STATED EXERCISE: Search the material for the string "before", then return every line where it is found.
## start
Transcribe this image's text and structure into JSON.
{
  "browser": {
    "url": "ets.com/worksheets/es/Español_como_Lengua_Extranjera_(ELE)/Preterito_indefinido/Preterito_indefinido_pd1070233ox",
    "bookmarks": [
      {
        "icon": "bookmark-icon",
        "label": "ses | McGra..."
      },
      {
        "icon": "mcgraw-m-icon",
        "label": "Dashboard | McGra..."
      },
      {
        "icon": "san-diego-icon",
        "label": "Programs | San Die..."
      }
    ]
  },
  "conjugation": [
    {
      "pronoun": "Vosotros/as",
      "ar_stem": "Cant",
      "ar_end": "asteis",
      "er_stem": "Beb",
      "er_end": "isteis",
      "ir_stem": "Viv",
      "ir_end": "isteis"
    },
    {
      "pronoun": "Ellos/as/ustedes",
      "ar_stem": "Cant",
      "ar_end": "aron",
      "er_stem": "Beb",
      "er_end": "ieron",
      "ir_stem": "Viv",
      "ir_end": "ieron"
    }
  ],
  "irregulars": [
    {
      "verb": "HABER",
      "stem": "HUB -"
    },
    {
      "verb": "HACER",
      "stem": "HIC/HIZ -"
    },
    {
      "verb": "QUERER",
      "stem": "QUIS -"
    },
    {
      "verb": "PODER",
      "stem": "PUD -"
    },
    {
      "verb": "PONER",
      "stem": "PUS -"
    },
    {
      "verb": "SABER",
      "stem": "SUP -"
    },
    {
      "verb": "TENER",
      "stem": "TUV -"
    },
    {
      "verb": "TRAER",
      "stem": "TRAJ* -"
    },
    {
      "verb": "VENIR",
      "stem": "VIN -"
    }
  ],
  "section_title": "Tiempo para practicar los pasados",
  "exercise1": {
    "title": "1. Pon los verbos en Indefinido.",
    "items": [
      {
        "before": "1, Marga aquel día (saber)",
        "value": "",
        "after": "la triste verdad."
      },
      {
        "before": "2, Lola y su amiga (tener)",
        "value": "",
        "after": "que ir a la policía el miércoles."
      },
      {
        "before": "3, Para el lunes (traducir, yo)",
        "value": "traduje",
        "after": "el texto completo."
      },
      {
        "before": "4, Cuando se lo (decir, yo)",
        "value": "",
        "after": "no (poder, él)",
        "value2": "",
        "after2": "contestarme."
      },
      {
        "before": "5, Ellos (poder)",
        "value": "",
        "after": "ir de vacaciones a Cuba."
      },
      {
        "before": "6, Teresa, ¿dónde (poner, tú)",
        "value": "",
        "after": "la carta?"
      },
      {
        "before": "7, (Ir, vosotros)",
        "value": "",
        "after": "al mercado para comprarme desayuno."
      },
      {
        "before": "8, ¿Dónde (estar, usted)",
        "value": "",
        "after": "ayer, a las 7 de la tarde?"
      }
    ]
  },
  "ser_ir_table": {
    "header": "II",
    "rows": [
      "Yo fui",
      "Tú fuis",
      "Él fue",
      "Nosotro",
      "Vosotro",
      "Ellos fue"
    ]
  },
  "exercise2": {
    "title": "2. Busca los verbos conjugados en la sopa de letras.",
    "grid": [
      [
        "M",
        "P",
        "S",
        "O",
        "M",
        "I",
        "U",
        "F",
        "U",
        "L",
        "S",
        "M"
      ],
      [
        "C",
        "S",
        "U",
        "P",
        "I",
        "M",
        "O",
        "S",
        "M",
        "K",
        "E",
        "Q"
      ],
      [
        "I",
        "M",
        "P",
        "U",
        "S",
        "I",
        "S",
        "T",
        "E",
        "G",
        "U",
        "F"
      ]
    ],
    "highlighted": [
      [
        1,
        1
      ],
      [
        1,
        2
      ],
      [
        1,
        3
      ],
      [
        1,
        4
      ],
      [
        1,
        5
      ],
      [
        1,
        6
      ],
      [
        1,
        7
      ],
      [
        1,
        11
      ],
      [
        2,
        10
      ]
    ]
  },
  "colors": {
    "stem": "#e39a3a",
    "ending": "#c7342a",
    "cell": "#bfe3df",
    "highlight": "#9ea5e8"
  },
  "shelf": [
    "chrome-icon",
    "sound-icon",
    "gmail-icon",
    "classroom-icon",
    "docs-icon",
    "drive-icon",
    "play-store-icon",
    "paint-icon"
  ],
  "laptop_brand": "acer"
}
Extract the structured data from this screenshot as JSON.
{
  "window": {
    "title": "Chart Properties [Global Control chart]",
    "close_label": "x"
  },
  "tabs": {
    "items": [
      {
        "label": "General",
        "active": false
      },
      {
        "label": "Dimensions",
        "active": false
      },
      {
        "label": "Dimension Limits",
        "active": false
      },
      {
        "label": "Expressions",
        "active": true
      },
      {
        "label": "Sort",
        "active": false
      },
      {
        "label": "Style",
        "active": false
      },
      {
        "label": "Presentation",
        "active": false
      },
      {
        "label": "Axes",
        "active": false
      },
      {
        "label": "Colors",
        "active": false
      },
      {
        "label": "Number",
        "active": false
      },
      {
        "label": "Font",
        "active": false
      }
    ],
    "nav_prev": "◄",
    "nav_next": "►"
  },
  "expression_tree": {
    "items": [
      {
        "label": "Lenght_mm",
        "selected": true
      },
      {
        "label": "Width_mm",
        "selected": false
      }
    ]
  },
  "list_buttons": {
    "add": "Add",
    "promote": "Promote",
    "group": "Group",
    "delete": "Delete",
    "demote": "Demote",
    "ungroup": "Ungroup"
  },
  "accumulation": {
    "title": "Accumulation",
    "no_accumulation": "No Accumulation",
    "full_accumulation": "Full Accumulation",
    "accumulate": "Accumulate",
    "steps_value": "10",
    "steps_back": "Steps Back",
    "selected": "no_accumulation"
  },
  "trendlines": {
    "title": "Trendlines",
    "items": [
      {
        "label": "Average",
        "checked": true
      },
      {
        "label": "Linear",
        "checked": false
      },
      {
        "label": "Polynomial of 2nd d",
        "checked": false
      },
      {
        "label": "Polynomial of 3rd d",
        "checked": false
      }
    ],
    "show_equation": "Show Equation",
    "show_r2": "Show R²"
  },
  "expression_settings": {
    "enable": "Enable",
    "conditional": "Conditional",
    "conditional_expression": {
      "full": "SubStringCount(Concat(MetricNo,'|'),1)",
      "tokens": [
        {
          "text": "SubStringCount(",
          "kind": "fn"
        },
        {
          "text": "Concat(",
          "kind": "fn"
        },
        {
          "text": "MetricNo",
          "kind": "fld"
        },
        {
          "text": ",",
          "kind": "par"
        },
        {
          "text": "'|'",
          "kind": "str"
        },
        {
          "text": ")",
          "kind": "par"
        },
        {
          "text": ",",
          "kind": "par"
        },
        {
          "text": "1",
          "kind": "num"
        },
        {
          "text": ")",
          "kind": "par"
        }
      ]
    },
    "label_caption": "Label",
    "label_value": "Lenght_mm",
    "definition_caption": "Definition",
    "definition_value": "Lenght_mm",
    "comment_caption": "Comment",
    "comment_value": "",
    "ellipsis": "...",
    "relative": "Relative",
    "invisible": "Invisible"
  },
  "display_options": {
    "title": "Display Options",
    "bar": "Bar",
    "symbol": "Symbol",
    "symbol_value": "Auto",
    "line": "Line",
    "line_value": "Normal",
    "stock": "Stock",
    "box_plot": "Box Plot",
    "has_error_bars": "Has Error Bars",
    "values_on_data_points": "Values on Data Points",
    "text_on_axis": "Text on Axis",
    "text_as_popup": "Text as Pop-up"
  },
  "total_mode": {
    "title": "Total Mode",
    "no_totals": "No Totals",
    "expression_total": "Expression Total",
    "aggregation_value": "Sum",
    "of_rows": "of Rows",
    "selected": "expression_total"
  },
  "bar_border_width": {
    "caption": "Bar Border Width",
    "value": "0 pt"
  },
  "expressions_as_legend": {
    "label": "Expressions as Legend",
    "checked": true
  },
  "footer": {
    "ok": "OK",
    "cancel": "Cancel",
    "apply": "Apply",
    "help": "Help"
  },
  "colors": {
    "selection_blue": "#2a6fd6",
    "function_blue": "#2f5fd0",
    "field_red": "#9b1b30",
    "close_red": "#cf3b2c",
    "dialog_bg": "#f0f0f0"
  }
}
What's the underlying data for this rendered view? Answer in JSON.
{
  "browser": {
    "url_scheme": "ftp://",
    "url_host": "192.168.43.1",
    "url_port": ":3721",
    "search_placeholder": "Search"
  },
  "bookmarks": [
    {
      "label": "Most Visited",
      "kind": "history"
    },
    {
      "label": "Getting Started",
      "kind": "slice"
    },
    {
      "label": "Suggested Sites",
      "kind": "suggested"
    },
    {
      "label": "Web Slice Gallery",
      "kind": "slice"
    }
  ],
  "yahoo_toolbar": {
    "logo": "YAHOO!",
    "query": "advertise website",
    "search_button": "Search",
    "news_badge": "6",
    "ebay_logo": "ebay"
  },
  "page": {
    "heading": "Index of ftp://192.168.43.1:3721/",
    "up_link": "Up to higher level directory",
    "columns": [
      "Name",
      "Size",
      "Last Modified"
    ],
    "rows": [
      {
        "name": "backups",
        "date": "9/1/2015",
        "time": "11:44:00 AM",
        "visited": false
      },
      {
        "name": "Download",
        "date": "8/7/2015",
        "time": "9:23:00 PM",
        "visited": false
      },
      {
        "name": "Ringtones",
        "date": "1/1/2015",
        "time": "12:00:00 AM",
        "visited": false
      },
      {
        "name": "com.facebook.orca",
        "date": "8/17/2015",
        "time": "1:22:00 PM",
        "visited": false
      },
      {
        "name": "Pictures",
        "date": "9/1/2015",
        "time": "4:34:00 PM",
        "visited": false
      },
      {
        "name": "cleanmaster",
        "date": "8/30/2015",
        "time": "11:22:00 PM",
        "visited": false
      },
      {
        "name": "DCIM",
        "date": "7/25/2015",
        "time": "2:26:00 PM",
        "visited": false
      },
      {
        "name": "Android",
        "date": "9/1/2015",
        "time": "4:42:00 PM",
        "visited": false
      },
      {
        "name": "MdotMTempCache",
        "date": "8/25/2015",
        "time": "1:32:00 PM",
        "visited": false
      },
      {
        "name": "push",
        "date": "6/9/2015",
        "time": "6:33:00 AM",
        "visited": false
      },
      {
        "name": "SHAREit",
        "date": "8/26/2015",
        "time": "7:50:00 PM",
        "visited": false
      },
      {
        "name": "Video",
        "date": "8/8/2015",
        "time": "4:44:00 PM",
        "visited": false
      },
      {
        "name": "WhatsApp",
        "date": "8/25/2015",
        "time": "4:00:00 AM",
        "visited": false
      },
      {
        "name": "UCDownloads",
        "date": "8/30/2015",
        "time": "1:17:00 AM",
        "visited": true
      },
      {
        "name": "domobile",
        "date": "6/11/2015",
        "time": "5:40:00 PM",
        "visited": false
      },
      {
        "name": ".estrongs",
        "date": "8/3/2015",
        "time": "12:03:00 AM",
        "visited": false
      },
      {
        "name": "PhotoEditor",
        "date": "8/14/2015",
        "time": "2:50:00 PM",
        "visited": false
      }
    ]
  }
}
## end
OUTPUT FOR THIS TASK:
        "before": "1, Marga aquel día (saber)",
        "before": "2, Lola y su amiga (tener)",
        "before": "3, Para el lunes (traducir, yo)",
        "before": "4, Cuando se lo (decir, yo)",
        "before": "5, Ellos (poder)",
        "before": "6, Teresa, ¿dónde (poner, tú)",
        "before": "7, (Ir, vosotros)",
        "before": "8, ¿Dónde (estar, usted)",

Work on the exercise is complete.